─── Input data ───

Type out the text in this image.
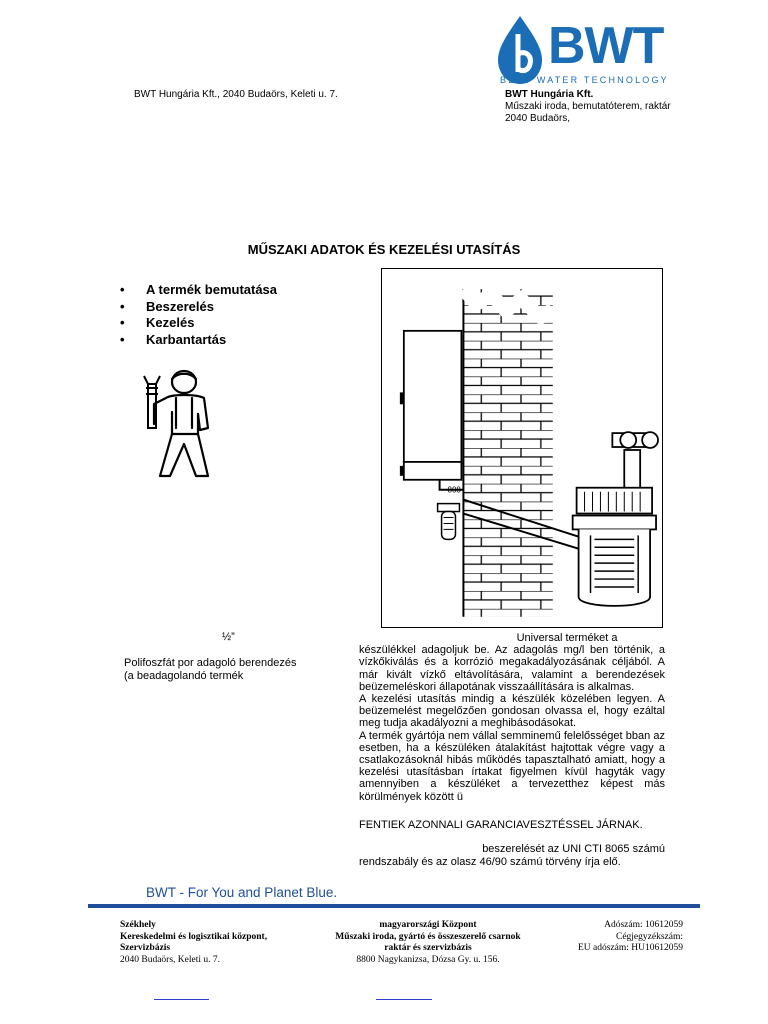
BWT
BEST WATER TECHNOLOGY
BWT Hungária Kft., 2040 Budaörs, Keleti u. 7.	BWT Hungária Kft.
Műszaki iroda, bemutatóterem, raktár
2040 Budaörs,
MŰSZAKI ADATOK ÉS KEZELÉSI UTASÍTÁS
• A termék bemutatása
• Beszerelés
• Kezelés
• Karbantartás
808
½”
Polifoszfát por adagoló berendezés
(a beadagolandó termék

Universal terméket a

készülékkel adagoljuk be. Az adagolás mg/l ben történik, a vízkőkiválás és a korrózió megakadályozásának céljából. A már kivált vízkő eltávolítására, valamint a berendezések beüzemeléskori állapotának visszaállítására is alkalmas.

A kezelési utasítás mindig a készülék közelében legyen. A beüzemelést megelőzően gondosan olvassa el, hogy ezáltal meg tudja akadályozni a meghibásodásokat.

A termék gyártója nem vállal semminemű felelősséget bban az esetben, ha a készüléken átalakítást hajtottak végre vagy a csatlakozásoknál hibás működés tapasztalható amiatt, hogy a kezelési utasításban írtakat figyelmen kívül hagyták vagy amennyiben a készüléket a tervezetthez képest más körülmények között ü

FENTIEK AZONNALI GARANCIAVESZTÉSSEL JÁRNAK.
beszerelését az UNI CTI 8065 számú
rendszabály és az olasz 46/90 számú törvény írja elő.
BWT - For You and Planet Blue.
Székhely
Kereskedelmi és logisztikai központ,
Szervizbázis
2040 Budaörs, Keleti u. 7.
magyarországi Központ
Műszaki iroda, gyártó és összeszerelő csarnok
raktár és szervizbázis
8800 Nagykanizsa, Dózsa Gy. u. 156.
Adószám: 10612059
Cégjegyzékszám:
EU adószám: HU10612059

───

Required work - In your copy of the records, include no pictures; repeat everything else exactly.

Exercise output -
Type out the text in this image.
BWT
BEST WATER TECHNOLOGY
BWT Hungária Kft., 2040 Budaörs, Keleti u. 7.	BWT Hungária Kft.
Műszaki iroda, bemutatóterem, raktár
2040 Budaörs,
MŰSZAKI ADATOK ÉS KEZELÉSI UTASÍTÁS
• A termék bemutatása
• Beszerelés
• Kezelés
• Karbantartás
808
½”
Polifoszfát por adagoló berendezés
(a beadagolandó termék

Universal terméket a

készülékkel adagoljuk be. Az adagolás mg/l ben történik, a vízkőkiválás és a korrózió megakadályozásának céljából. A már kivált vízkő eltávolítására, valamint a berendezések beüzemeléskori állapotának visszaállítására is alkalmas.

A kezelési utasítás mindig a készülék közelében legyen. A beüzemelést megelőzően gondosan olvassa el, hogy ezáltal meg tudja akadályozni a meghibásodásokat.

A termék gyártója nem vállal semminemű felelősséget bban az esetben, ha a készüléken átalakítást hajtottak végre vagy a csatlakozásoknál hibás működés tapasztalható amiatt, hogy a kezelési utasításban írtakat figyelmen kívül hagyták vagy amennyiben a készüléket a tervezetthez képest más körülmények között ü

FENTIEK AZONNALI GARANCIAVESZTÉSSEL JÁRNAK.
beszerelését az UNI CTI 8065 számú
rendszabály és az olasz 46/90 számú törvény írja elő.
BWT - For You and Planet Blue.
Székhely
Kereskedelmi és logisztikai központ,
Szervizbázis
2040 Budaörs, Keleti u. 7.
magyarországi Központ
Műszaki iroda, gyártó és összeszerelő csarnok
raktár és szervizbázis
8800 Nagykanizsa, Dózsa Gy. u. 156.
Adószám: 10612059
Cégjegyzékszám:
EU adószám: HU10612059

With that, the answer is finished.